===== RECORDS SHOWN =====
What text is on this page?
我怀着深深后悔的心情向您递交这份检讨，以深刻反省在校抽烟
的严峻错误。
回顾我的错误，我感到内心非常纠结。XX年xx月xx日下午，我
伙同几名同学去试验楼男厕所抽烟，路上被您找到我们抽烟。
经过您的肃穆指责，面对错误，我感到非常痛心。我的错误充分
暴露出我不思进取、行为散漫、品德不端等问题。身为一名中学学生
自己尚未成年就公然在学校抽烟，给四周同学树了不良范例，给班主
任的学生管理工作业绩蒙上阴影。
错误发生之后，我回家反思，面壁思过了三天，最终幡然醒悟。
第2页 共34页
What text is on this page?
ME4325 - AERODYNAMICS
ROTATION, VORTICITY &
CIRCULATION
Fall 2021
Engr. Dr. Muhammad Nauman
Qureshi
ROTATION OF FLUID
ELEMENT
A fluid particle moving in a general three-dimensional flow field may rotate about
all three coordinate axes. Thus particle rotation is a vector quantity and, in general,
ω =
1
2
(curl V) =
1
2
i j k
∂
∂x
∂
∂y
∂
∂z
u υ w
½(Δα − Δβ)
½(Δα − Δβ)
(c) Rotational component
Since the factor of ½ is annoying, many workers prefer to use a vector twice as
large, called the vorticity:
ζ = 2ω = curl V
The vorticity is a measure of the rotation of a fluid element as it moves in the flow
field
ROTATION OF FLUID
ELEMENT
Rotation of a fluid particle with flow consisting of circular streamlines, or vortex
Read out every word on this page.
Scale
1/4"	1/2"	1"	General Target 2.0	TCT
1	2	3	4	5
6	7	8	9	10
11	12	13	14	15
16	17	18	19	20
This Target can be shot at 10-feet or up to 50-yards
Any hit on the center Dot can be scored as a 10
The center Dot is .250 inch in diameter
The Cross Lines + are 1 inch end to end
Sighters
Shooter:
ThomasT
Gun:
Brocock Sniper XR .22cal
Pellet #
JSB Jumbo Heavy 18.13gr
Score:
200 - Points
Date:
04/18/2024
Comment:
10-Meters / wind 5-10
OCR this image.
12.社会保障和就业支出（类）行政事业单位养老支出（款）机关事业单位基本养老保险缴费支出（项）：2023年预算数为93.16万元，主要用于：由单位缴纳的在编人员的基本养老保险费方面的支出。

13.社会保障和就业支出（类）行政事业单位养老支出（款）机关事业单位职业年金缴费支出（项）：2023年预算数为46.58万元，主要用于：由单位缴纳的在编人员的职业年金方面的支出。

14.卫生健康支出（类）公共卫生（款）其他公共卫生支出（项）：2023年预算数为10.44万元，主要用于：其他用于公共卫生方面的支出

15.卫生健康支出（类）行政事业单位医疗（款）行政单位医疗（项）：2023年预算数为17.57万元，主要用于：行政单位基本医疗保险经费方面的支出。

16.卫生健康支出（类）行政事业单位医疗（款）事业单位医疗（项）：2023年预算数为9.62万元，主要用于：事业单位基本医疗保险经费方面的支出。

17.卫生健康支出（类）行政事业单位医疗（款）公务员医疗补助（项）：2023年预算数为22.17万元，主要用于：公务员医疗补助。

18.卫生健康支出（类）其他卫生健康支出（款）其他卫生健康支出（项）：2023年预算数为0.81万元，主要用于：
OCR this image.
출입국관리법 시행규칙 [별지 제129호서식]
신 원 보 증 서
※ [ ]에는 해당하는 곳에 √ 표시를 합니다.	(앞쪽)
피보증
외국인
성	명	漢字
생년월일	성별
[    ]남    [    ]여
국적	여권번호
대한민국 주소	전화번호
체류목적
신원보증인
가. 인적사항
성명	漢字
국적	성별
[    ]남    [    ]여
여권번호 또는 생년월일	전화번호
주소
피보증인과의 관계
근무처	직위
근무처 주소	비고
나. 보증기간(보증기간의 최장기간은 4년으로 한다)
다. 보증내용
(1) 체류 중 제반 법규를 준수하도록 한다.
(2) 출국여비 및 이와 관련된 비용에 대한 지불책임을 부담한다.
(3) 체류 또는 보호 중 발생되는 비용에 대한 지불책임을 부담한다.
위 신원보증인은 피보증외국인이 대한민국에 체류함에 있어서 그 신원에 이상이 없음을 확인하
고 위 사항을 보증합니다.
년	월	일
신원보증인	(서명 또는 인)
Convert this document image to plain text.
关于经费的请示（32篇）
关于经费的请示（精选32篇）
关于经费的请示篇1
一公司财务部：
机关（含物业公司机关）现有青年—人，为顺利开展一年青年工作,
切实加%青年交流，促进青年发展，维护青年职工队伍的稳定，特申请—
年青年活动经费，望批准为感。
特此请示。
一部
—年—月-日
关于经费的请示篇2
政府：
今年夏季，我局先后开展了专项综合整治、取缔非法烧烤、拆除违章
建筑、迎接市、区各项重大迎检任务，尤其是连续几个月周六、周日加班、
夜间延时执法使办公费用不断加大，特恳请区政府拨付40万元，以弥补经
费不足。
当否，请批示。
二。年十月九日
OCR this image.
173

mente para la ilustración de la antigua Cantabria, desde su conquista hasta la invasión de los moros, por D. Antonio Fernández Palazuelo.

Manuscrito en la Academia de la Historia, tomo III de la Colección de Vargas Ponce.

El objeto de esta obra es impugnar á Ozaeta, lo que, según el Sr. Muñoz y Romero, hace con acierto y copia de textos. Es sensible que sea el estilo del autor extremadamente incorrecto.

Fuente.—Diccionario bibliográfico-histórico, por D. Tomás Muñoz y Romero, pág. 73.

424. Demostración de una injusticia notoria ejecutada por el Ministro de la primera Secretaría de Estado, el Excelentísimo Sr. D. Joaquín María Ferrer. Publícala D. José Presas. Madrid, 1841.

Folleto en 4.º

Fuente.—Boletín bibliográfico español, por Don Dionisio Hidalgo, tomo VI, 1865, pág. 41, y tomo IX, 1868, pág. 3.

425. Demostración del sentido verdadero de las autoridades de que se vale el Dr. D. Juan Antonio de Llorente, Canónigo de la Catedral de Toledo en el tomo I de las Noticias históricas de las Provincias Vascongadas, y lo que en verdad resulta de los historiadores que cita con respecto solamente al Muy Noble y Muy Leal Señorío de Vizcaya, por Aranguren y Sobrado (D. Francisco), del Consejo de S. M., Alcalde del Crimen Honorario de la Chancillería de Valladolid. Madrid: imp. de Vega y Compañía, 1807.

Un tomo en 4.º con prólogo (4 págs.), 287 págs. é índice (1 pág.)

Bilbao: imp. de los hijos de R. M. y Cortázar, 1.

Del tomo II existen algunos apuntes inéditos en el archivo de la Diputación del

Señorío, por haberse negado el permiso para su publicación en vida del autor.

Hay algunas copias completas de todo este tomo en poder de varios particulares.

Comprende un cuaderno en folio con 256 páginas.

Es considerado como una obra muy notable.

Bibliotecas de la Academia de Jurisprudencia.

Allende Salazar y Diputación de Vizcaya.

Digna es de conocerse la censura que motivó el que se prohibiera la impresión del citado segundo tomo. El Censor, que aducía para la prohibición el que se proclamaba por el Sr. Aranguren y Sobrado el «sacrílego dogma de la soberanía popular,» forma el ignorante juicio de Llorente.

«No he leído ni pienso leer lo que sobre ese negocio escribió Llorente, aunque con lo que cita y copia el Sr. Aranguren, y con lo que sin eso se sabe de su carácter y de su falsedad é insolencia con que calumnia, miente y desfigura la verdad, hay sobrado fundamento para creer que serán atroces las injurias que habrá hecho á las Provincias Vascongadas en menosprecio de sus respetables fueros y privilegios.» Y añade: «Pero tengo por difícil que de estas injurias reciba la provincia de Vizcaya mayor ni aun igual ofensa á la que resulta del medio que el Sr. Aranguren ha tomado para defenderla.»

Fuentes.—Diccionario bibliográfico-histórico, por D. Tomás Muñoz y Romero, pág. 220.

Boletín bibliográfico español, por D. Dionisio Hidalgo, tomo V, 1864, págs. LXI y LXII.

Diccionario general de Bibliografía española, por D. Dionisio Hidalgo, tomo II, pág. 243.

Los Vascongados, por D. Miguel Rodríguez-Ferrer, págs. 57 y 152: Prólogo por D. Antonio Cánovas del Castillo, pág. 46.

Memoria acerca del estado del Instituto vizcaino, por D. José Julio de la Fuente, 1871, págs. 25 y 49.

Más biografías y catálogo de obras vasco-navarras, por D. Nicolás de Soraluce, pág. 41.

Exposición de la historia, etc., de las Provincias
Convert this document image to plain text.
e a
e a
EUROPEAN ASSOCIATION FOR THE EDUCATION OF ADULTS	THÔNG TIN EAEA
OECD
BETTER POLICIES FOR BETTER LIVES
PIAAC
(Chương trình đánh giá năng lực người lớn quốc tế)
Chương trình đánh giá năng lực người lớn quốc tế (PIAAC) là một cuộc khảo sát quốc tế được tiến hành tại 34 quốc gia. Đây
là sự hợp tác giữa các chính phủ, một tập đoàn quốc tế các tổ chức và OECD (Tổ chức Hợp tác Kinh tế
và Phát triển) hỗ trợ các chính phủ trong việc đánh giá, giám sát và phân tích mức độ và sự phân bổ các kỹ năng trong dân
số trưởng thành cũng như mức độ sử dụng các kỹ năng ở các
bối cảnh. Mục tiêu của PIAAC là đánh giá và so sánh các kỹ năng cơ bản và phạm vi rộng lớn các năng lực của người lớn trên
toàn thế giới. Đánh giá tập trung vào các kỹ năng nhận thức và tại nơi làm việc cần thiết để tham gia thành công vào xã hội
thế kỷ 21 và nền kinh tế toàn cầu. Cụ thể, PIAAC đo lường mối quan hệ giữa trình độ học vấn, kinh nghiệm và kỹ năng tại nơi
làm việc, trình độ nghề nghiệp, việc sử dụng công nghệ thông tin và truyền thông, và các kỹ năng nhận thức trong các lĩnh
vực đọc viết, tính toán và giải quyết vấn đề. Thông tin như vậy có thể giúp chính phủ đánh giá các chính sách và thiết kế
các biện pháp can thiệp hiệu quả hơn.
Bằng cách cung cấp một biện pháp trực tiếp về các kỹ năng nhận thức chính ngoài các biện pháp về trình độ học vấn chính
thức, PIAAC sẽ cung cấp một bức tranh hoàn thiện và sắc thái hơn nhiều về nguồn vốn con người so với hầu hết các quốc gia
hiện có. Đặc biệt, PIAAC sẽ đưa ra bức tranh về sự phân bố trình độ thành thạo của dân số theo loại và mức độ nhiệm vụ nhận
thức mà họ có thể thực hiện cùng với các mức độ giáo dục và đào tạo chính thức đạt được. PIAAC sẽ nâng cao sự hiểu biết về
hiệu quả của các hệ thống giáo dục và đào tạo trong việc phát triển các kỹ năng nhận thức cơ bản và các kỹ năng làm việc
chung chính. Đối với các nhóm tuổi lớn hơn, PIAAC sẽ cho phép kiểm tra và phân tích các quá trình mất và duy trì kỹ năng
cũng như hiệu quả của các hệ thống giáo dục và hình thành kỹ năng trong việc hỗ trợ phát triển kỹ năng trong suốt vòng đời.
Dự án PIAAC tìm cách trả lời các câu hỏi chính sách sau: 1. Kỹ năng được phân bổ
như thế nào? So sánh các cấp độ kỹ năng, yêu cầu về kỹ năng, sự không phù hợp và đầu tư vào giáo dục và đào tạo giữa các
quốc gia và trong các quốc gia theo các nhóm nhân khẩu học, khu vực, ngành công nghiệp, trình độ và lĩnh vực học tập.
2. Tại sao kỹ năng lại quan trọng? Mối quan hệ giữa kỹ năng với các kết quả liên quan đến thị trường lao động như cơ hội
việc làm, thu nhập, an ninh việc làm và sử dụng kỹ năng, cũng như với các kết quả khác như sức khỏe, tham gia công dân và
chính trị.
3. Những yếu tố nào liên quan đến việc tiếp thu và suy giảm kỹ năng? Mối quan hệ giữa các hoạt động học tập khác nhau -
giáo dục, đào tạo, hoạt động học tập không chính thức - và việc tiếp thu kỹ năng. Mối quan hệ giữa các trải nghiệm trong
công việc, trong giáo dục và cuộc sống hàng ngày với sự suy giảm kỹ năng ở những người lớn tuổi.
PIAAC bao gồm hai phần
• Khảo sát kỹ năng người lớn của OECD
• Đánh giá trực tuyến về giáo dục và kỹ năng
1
=====
(WRITTEN INSTRUCTION):
Extract every line containing the string "khác" from the material.

(TASK RESULT):
việc làm, thu nhập, an ninh việc làm và sử dụng kỹ năng, cũng như với các kết quả khác như sức khỏe, tham gia công dân và
3. Những yếu tố nào liên quan đến việc tiếp thu và suy giảm kỹ năng? Mối quan hệ giữa các hoạt động học tập khác nhau -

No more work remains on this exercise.